[BEGIN]
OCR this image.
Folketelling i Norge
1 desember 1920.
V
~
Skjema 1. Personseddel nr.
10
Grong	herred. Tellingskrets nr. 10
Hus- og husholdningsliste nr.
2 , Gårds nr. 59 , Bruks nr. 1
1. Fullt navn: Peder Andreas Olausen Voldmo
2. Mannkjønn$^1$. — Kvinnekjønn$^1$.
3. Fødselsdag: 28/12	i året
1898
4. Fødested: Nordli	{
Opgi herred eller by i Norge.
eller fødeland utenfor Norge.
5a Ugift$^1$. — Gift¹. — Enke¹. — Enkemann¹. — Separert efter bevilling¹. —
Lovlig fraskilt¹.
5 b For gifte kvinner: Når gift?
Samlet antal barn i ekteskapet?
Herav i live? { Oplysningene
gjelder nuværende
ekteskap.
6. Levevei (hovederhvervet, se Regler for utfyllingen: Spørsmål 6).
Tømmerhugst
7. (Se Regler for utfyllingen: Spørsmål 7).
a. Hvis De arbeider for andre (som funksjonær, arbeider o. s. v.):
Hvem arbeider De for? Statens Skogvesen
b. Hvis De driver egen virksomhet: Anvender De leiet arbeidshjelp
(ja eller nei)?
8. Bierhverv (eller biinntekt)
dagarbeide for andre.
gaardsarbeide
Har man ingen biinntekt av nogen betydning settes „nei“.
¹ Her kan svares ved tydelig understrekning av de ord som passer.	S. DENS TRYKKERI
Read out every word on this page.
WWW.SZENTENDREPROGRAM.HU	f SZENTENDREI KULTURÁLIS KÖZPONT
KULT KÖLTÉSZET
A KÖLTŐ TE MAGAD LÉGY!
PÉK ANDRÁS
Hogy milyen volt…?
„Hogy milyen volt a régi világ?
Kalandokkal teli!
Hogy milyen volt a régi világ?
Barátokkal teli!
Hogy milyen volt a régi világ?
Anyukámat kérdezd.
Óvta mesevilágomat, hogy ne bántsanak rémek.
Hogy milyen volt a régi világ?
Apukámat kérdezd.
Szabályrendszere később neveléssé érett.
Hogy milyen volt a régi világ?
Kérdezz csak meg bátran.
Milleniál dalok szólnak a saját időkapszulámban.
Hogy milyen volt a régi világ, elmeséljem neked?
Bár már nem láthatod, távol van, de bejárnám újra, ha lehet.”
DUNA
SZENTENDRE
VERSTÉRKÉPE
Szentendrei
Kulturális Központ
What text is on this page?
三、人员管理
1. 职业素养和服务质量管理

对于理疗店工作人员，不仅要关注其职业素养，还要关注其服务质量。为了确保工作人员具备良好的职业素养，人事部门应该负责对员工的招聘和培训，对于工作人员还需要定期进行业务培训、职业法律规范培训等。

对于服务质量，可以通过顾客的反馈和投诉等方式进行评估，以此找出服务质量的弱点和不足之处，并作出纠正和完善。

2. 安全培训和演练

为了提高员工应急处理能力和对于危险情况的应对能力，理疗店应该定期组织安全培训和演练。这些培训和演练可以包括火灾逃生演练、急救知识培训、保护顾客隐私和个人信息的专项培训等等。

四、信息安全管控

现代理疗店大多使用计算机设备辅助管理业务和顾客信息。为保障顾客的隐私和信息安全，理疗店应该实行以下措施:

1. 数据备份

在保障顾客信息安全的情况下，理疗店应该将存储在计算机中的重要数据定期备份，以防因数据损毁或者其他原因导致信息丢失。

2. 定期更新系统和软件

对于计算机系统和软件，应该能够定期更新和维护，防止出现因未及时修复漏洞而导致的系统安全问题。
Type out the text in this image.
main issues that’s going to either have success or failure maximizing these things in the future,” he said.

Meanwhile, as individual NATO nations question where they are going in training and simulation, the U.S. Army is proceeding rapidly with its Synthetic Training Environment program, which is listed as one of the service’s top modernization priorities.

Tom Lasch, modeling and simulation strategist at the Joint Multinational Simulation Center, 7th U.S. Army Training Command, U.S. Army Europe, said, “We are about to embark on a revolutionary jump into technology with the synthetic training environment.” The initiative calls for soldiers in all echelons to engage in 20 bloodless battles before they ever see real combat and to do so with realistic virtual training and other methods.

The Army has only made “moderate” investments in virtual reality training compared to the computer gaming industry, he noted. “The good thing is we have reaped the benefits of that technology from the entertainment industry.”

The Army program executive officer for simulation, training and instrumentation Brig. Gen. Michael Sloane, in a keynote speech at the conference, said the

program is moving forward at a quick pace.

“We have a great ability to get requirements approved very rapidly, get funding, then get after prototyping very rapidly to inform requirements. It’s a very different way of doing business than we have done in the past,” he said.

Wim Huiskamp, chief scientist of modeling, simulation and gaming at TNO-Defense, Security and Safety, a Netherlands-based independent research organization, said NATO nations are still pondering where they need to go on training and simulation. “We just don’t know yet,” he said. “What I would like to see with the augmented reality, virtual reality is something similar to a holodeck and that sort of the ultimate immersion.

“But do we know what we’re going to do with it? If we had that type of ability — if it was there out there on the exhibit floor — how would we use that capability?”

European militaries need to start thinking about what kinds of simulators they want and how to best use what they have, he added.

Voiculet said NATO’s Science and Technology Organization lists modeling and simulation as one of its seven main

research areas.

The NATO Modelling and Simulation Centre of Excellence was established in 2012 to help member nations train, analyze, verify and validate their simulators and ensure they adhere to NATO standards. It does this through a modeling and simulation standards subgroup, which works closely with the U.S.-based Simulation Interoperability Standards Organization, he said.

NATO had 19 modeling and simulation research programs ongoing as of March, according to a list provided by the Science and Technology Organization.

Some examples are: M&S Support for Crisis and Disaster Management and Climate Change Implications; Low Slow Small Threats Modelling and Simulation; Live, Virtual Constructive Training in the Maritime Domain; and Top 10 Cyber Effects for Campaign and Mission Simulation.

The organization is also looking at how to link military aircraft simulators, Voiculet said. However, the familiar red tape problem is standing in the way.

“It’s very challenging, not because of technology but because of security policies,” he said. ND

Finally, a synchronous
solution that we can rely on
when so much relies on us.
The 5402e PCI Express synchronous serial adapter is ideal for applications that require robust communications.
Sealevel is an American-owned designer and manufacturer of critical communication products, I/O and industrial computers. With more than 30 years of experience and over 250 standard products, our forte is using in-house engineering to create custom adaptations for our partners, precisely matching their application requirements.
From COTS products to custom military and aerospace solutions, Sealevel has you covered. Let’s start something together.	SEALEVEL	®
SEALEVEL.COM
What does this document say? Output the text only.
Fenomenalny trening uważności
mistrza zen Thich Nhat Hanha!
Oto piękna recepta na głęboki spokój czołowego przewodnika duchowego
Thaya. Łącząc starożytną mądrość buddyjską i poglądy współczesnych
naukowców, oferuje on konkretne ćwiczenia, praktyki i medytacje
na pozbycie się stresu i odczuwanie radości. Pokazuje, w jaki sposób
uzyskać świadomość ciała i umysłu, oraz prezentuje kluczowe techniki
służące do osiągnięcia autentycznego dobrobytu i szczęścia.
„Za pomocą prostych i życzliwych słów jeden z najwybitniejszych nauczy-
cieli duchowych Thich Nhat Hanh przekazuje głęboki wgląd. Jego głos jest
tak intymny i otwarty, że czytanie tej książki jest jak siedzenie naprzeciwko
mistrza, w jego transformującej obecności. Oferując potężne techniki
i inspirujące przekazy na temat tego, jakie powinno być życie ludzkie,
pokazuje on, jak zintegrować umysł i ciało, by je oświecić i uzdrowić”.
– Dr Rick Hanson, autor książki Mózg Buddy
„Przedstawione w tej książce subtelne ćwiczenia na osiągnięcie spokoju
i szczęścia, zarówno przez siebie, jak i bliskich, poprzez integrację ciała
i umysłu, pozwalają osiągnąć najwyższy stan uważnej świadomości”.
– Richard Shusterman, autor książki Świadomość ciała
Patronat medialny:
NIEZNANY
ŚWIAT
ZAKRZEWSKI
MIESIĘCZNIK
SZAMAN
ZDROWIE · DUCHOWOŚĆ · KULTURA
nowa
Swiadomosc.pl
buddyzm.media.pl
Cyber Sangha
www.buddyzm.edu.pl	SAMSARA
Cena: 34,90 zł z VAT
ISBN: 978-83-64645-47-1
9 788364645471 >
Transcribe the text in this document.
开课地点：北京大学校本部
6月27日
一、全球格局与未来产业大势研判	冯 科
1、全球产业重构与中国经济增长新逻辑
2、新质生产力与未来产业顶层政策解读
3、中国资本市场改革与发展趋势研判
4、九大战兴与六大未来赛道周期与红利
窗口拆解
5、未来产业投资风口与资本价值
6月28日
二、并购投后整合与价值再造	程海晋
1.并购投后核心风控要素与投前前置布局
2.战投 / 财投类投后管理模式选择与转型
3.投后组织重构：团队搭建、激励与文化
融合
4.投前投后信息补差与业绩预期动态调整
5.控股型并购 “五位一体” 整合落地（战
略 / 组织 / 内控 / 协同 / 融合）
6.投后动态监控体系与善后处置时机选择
[END]
§ **Requirements**
Read through the entries and copy each line in which "biinntekt" appears.

§ **The output**
8. Bierhverv (eller biinntekt)
Har man ingen biinntekt av nogen betydning settes „nei“.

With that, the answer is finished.